## REQUEST
Scan the entries below and count the lines holding the string "ylabel". Supply only the number.

## DATA RECORDS
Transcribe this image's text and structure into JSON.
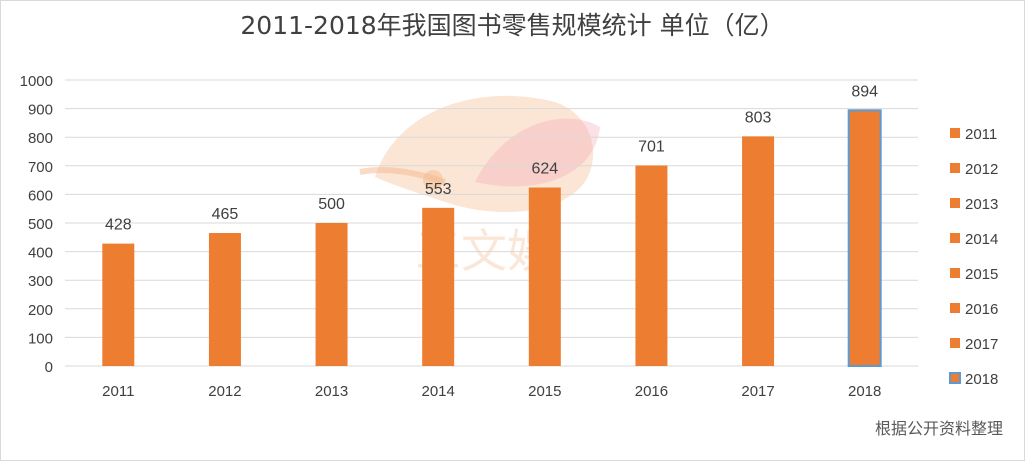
{
  "chart_data": {
    "type": "bar",
    "title": "2011-2018年我国图书零售规模统计 单位（亿）",
    "categories": [
      "2011",
      "2012",
      "2013",
      "2014",
      "2015",
      "2016",
      "2017",
      "2018"
    ],
    "values": [
      428,
      465,
      500,
      553,
      624,
      701,
      803,
      894
    ],
    "data_labels": [
      "428",
      "465",
      "500",
      "553",
      "624",
      "701",
      "803",
      "894"
    ],
    "xlabel": "",
    "ylabel": "",
    "ylim": [
      0,
      1000
    ],
    "y_ticks": [
      "0",
      "100",
      "200",
      "300",
      "400",
      "500",
      "600",
      "700",
      "800",
      "900",
      "1000"
    ],
    "grid": true,
    "legend": {
      "placement": "right",
      "entries": [
        "2011",
        "2012",
        "2013",
        "2014",
        "2015",
        "2016",
        "2017",
        "2018"
      ]
    },
    "colors": {
      "bar": "#ED7D31",
      "highlight_outline": "#5B9BD5",
      "grid": "#d9d9d9"
    },
    "highlighted_category": "2018"
  },
  "watermark_text": "三文娱",
  "source_note": "根据公开资料整理"
}
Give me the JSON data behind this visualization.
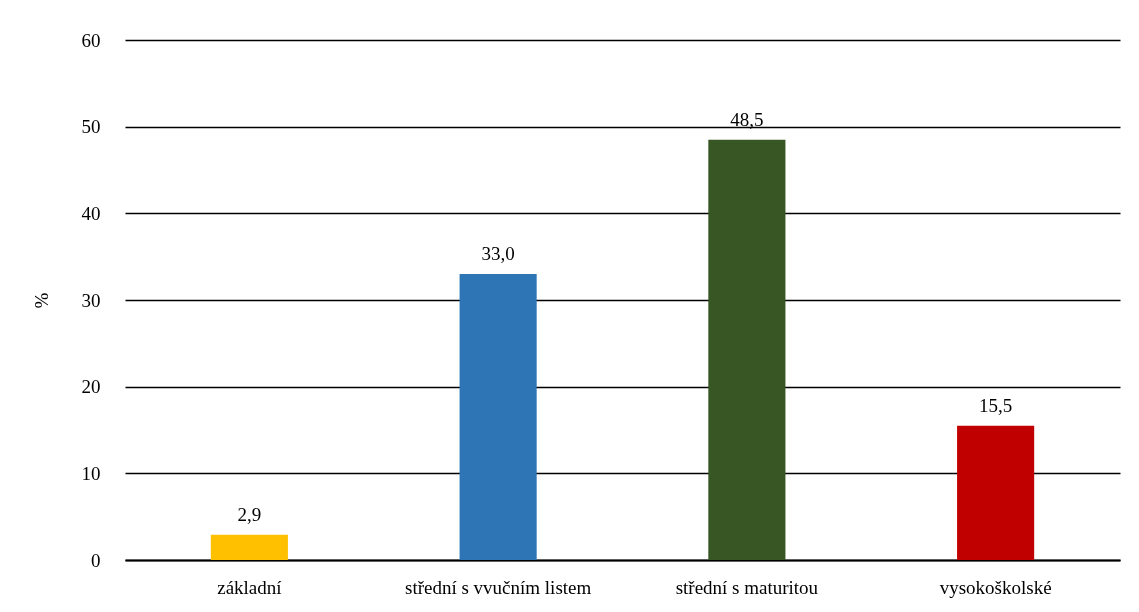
{
  "chart_data": {
    "type": "bar",
    "categories": [
      "základní",
      "střední s  vvučním listem",
      "střední s maturitou",
      "vysokoškolské"
    ],
    "values": [
      2.9,
      33.0,
      48.5,
      15.5
    ],
    "colors": [
      "#ffc000",
      "#2e75b6",
      "#375623",
      "#c00000"
    ],
    "value_labels": [
      "2,9",
      "33,0",
      "48,5",
      "15,5"
    ],
    "ylabel": "%",
    "ylim": [
      0,
      60
    ],
    "yticks": [
      0,
      10,
      20,
      30,
      40,
      50,
      60
    ],
    "grid": "y",
    "legend": false
  }
}
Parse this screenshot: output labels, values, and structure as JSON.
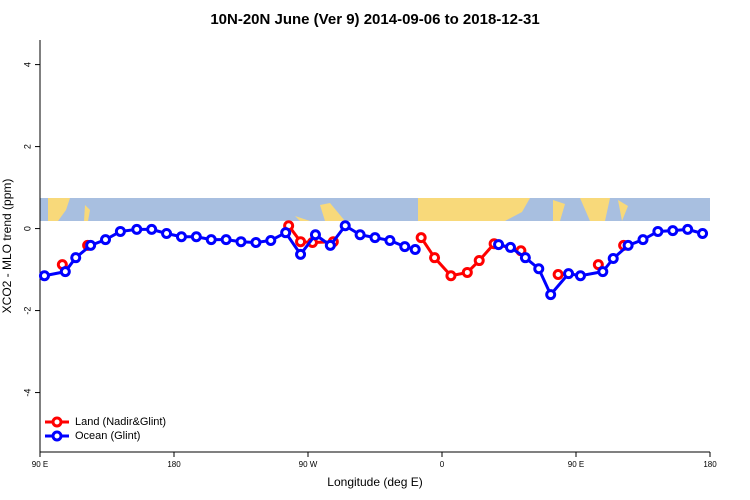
{
  "chart_data": {
    "type": "line",
    "title": "10N-20N June (Ver 9)   2014-09-06 to 2018-12-31",
    "x_label": "Longitude (deg E)",
    "y_label": "XCO2 - MLO trend (ppm)",
    "xlim": [
      90,
      540
    ],
    "xticks": [
      {
        "value": 90,
        "label": "90 E"
      },
      180,
      {
        "value": 270,
        "label": "90 W"
      },
      {
        "value": 360,
        "label": "0"
      },
      {
        "value": 450,
        "label": "90 E"
      },
      {
        "value": 540,
        "label": "180"
      }
    ],
    "ylim": [
      -5.45,
      4.6
    ],
    "yticks": [
      -4,
      -2,
      0,
      2,
      4
    ],
    "legend": "bottom-left",
    "series": [
      {
        "name": "Land (Nadir&Glint)",
        "color": "#ff0000",
        "x": [
          105,
          null,
          122,
          null,
          257,
          265,
          273,
          287,
          null,
          346,
          355,
          366,
          377,
          385,
          395,
          413,
          null,
          438,
          null,
          465,
          null,
          482
        ],
        "values": [
          -0.88,
          null,
          -0.41,
          null,
          0.07,
          -0.32,
          -0.34,
          -0.32,
          null,
          -0.22,
          -0.71,
          -1.15,
          -1.07,
          -0.78,
          -0.37,
          -0.54,
          null,
          -1.12,
          null,
          -0.88,
          null,
          -0.41
        ]
      },
      {
        "name": "Ocean (Glint)",
        "color": "#0000ff",
        "x": [
          93,
          107,
          114,
          124,
          134,
          144,
          155,
          165,
          175,
          185,
          195,
          205,
          215,
          225,
          235,
          245,
          255,
          265,
          275,
          285,
          295,
          305,
          315,
          325,
          335,
          342,
          null,
          398,
          406,
          416,
          425,
          433,
          445,
          453,
          468,
          475,
          485,
          495,
          505,
          515,
          525,
          535
        ],
        "values": [
          -1.15,
          -1.05,
          -0.71,
          -0.41,
          -0.27,
          -0.07,
          -0.02,
          -0.02,
          -0.12,
          -0.2,
          -0.2,
          -0.27,
          -0.27,
          -0.32,
          -0.34,
          -0.29,
          -0.1,
          -0.63,
          -0.15,
          -0.41,
          0.07,
          -0.15,
          -0.22,
          -0.29,
          -0.44,
          -0.51,
          null,
          -0.39,
          -0.46,
          -0.71,
          -0.98,
          -1.61,
          -1.1,
          -1.15,
          -1.05,
          -0.73,
          -0.41,
          -0.27,
          -0.07,
          -0.05,
          -0.02,
          -0.12
        ]
      }
    ]
  }
}
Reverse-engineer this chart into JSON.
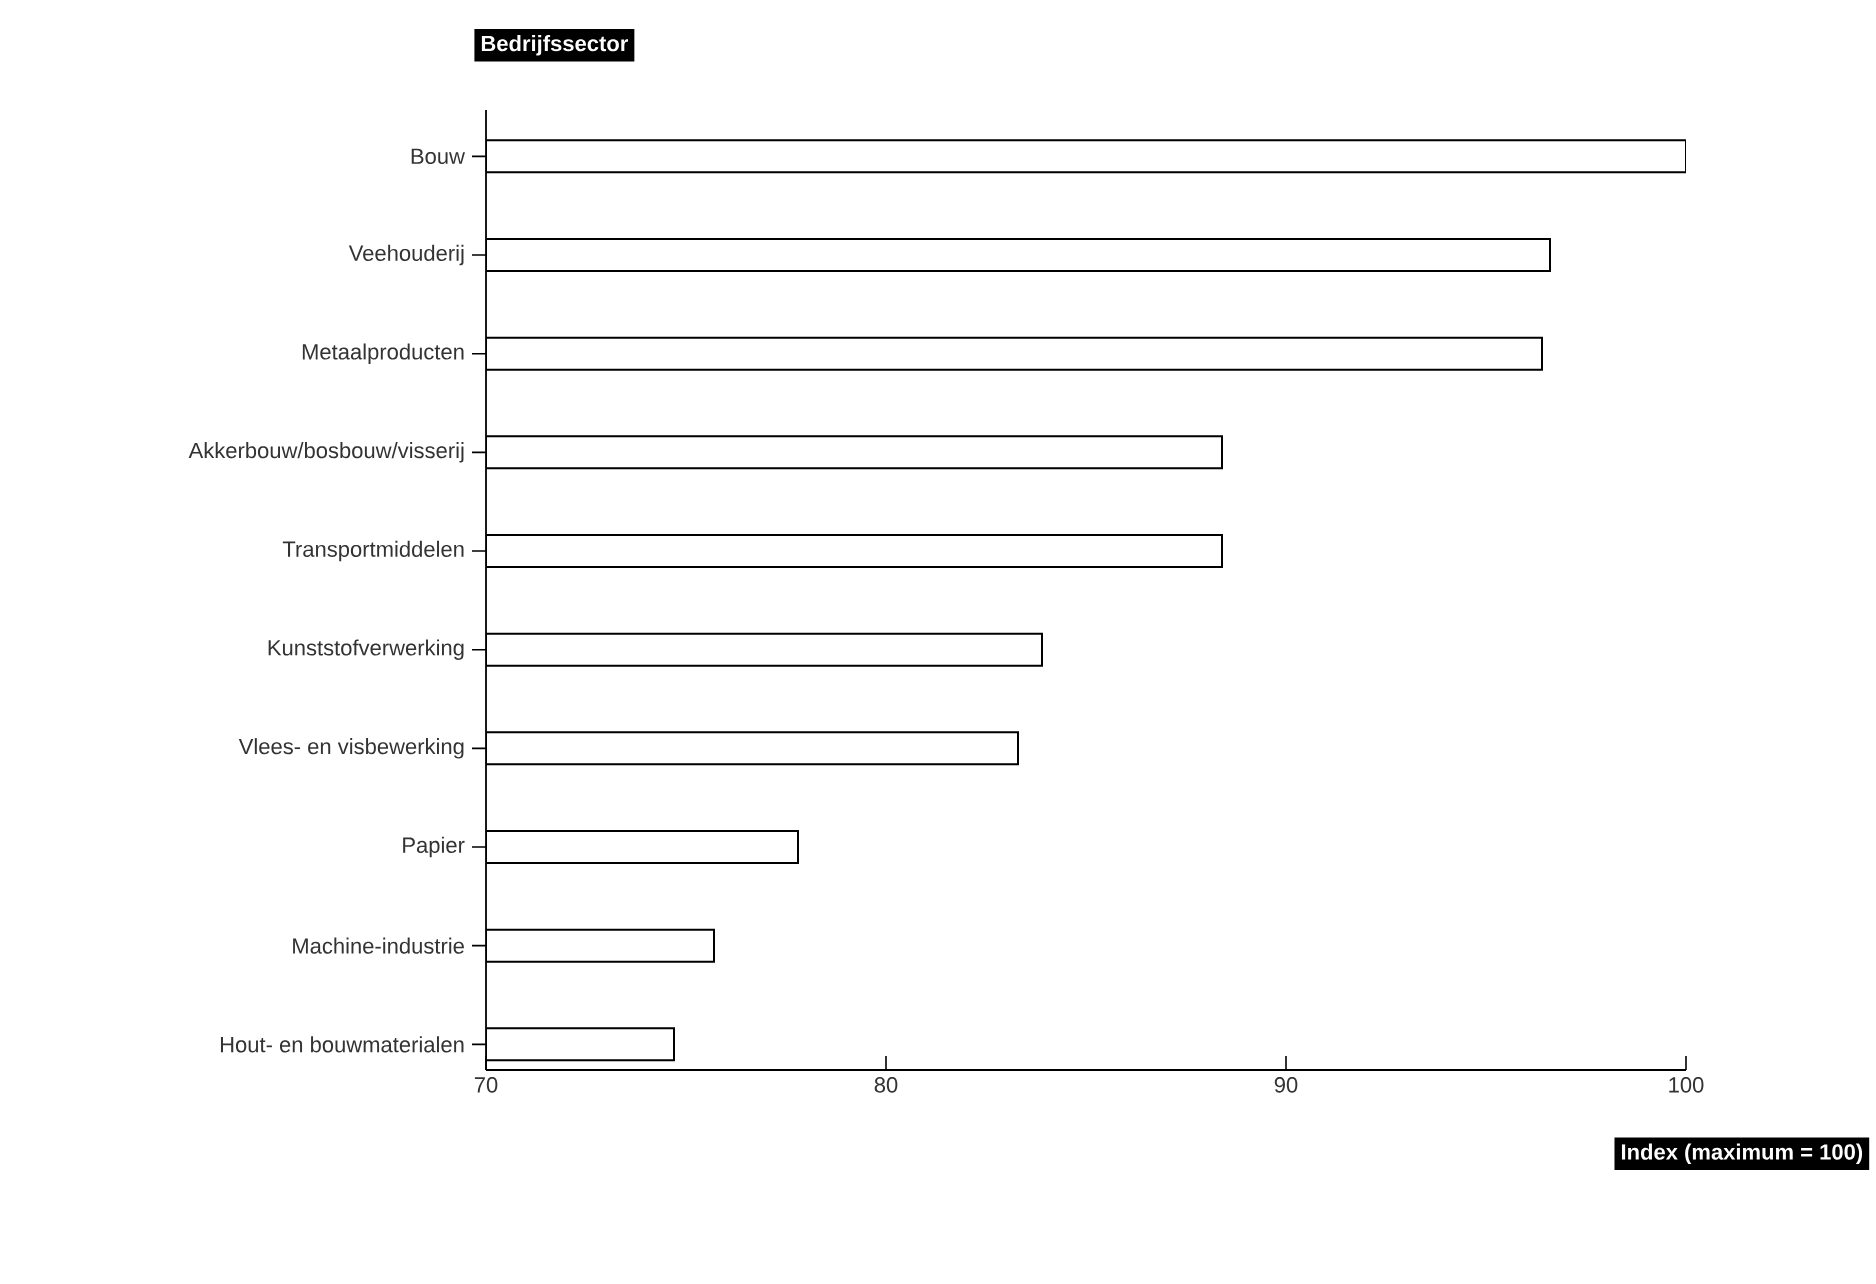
{
  "chart_data": {
    "type": "bar",
    "orientation": "horizontal",
    "ylabel": "Bedrijfssector",
    "xlabel": "Index (maximum = 100)",
    "categories": [
      "Bouw",
      "Veehouderij",
      "Metaalproducten",
      "Akkerbouw/bosbouw/visserij",
      "Transportmiddelen",
      "Kunststofverwerking",
      "Vlees- en visbewerking",
      "Papier",
      "Machine-industrie",
      "Hout- en bouwmaterialen"
    ],
    "values": [
      100,
      96.6,
      96.4,
      88.4,
      88.4,
      83.9,
      83.3,
      77.8,
      75.7,
      74.7
    ],
    "color": "#ffffff",
    "xlim": [
      70,
      100
    ],
    "xticks": [
      70,
      80,
      90,
      100
    ]
  }
}
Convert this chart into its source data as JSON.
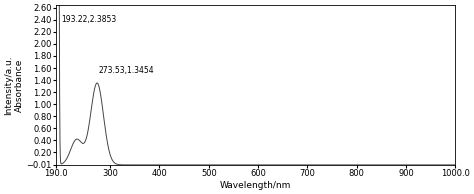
{
  "title": "",
  "xlabel": "Wavelength/nm",
  "ylabel": "Intensity/a.u.\nAbsorbance",
  "xlim": [
    190.0,
    1000.0
  ],
  "ylim": [
    -0.01,
    2.65
  ],
  "yticks": [
    -0.01,
    0.2,
    0.4,
    0.6,
    0.8,
    1.0,
    1.2,
    1.4,
    1.6,
    1.8,
    2.0,
    2.2,
    2.4,
    2.6
  ],
  "xticks": [
    190.0,
    300,
    400,
    500,
    600,
    700,
    800,
    900,
    1000.0
  ],
  "peak1_x": 193.22,
  "peak1_y": 2.3853,
  "peak1_label": "193.22,2.3853",
  "peak2_x": 273.53,
  "peak2_y": 1.3454,
  "peak2_label": "273.53,1.3454",
  "line_color": "#444444",
  "annotation_fontsize": 5.5,
  "background_color": "#ffffff",
  "tick_fontsize": 6,
  "label_fontsize": 6.5
}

## FULL RESPONSE
4